Direction:
Go through the entries below, tally each line with the string "true", and give the final number by itself.
--- start of Entries ---
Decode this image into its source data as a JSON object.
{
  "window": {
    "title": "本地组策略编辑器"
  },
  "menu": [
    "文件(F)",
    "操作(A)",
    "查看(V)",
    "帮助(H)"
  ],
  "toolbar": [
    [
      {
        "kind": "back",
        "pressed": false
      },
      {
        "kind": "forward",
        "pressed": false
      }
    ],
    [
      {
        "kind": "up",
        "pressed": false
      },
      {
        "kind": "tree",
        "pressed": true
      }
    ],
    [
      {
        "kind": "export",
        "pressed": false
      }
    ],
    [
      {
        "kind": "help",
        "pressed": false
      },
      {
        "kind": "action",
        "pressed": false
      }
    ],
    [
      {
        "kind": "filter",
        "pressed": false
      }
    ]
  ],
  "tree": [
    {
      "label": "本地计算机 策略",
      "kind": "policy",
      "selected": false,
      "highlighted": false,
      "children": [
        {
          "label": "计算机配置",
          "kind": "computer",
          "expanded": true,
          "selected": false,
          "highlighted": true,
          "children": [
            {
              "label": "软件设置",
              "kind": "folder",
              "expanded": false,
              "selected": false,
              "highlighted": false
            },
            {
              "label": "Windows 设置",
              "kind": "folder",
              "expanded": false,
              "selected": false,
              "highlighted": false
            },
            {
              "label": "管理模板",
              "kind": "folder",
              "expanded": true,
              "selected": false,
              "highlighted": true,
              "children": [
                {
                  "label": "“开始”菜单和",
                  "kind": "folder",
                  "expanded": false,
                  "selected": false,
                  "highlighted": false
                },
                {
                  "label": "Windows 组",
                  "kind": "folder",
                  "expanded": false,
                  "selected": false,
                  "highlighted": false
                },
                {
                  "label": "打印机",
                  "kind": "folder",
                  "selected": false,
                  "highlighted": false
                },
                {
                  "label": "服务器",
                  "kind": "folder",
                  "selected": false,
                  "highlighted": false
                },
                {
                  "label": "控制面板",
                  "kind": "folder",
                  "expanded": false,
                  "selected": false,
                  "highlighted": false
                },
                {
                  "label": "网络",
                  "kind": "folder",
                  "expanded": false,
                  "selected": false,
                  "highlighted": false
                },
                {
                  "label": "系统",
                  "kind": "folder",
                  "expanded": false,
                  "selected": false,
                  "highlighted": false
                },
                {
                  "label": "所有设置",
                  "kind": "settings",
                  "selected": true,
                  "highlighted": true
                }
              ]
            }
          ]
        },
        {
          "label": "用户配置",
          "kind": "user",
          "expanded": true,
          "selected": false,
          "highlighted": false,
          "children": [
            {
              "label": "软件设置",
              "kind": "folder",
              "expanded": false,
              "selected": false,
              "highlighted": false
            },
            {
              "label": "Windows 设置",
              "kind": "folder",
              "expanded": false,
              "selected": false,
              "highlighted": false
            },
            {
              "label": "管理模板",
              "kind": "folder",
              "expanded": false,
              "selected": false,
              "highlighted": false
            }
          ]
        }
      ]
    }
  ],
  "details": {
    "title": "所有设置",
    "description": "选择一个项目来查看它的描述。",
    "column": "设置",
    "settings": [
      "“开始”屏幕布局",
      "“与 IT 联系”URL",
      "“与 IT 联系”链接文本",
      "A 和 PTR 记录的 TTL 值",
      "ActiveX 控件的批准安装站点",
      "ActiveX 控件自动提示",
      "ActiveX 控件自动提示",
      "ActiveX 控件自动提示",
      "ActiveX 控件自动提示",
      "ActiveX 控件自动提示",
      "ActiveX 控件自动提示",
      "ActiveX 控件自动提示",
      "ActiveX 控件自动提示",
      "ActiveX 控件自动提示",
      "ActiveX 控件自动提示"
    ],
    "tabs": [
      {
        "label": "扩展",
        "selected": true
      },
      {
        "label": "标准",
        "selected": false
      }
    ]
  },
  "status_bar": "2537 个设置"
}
--- end of Entries ---
Problem solution:
9